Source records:
------------------------------------------------------------------------

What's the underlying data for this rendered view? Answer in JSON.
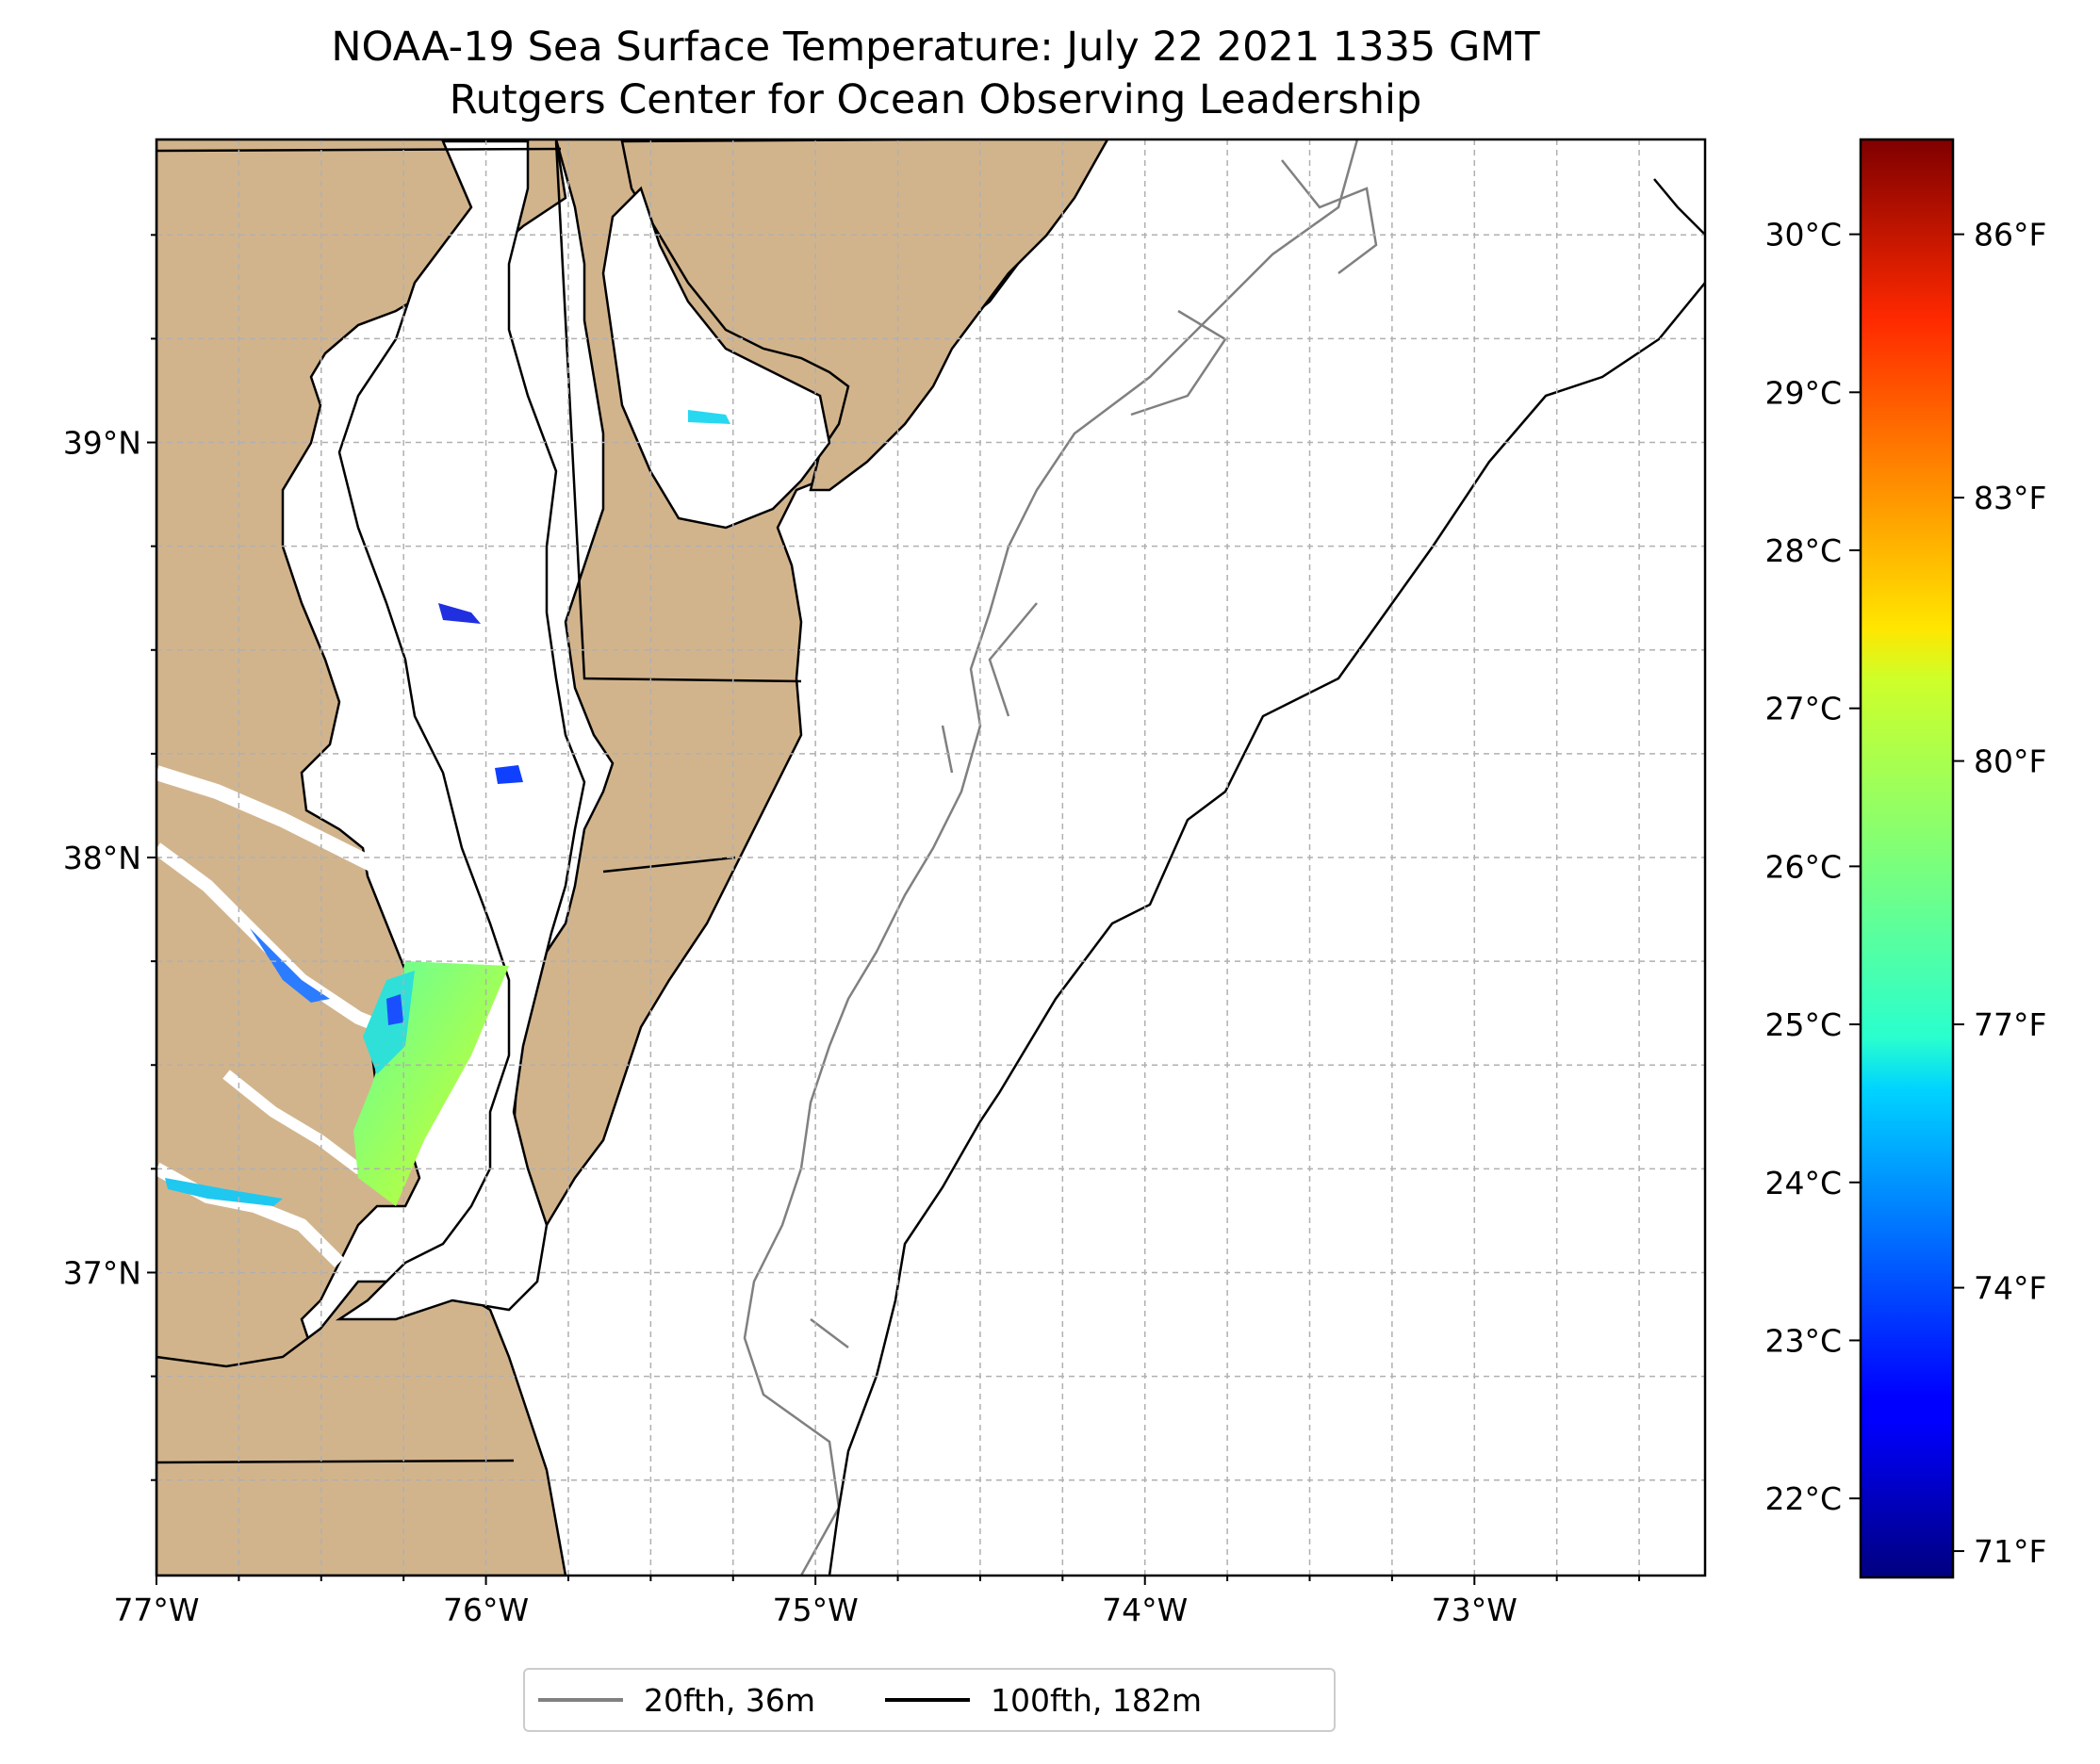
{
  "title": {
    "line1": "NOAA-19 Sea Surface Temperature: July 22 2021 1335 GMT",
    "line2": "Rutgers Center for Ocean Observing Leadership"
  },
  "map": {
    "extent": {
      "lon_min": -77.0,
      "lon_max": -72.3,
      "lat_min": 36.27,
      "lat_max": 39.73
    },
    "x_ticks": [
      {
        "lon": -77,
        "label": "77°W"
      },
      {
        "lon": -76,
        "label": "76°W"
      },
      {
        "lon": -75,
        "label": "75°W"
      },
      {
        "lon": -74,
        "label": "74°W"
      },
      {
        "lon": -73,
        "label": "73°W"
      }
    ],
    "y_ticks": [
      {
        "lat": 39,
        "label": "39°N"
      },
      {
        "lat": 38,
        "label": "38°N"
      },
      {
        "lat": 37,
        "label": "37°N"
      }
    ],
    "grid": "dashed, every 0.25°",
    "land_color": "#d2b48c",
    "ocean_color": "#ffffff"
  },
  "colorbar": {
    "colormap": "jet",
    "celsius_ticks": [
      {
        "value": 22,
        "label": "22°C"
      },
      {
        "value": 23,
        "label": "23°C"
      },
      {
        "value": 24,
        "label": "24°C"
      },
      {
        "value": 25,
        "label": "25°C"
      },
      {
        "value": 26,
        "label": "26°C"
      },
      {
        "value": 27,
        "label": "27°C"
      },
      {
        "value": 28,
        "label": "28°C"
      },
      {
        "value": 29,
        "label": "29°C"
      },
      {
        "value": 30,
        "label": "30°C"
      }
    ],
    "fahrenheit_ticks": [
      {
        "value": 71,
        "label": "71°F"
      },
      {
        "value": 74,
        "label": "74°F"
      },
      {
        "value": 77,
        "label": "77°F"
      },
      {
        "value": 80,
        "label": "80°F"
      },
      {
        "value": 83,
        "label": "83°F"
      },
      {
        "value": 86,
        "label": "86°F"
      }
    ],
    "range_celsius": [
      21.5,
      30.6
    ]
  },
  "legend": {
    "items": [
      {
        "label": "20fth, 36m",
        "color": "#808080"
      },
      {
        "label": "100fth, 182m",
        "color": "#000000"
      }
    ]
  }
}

------------------------------------------------------------------------

WHAT THE TASK ASKS - Reproduce the material above verbatim; omit every picture.

TASK RESULT -
What's the underlying data for this rendered view? Answer in JSON.
{
  "title": {
    "line1": "NOAA-19 Sea Surface Temperature: July 22 2021 1335 GMT",
    "line2": "Rutgers Center for Ocean Observing Leadership"
  },
  "map": {
    "extent": {
      "lon_min": -77.0,
      "lon_max": -72.3,
      "lat_min": 36.27,
      "lat_max": 39.73
    },
    "x_ticks": [
      {
        "lon": -77,
        "label": "77°W"
      },
      {
        "lon": -76,
        "label": "76°W"
      },
      {
        "lon": -75,
        "label": "75°W"
      },
      {
        "lon": -74,
        "label": "74°W"
      },
      {
        "lon": -73,
        "label": "73°W"
      }
    ],
    "y_ticks": [
      {
        "lat": 39,
        "label": "39°N"
      },
      {
        "lat": 38,
        "label": "38°N"
      },
      {
        "lat": 37,
        "label": "37°N"
      }
    ],
    "grid": "dashed, every 0.25°",
    "land_color": "#d2b48c",
    "ocean_color": "#ffffff"
  },
  "colorbar": {
    "colormap": "jet",
    "celsius_ticks": [
      {
        "value": 22,
        "label": "22°C"
      },
      {
        "value": 23,
        "label": "23°C"
      },
      {
        "value": 24,
        "label": "24°C"
      },
      {
        "value": 25,
        "label": "25°C"
      },
      {
        "value": 26,
        "label": "26°C"
      },
      {
        "value": 27,
        "label": "27°C"
      },
      {
        "value": 28,
        "label": "28°C"
      },
      {
        "value": 29,
        "label": "29°C"
      },
      {
        "value": 30,
        "label": "30°C"
      }
    ],
    "fahrenheit_ticks": [
      {
        "value": 71,
        "label": "71°F"
      },
      {
        "value": 74,
        "label": "74°F"
      },
      {
        "value": 77,
        "label": "77°F"
      },
      {
        "value": 80,
        "label": "80°F"
      },
      {
        "value": 83,
        "label": "83°F"
      },
      {
        "value": 86,
        "label": "86°F"
      }
    ],
    "range_celsius": [
      21.5,
      30.6
    ]
  },
  "legend": {
    "items": [
      {
        "label": "20fth, 36m",
        "color": "#808080"
      },
      {
        "label": "100fth, 182m",
        "color": "#000000"
      }
    ]
  }
}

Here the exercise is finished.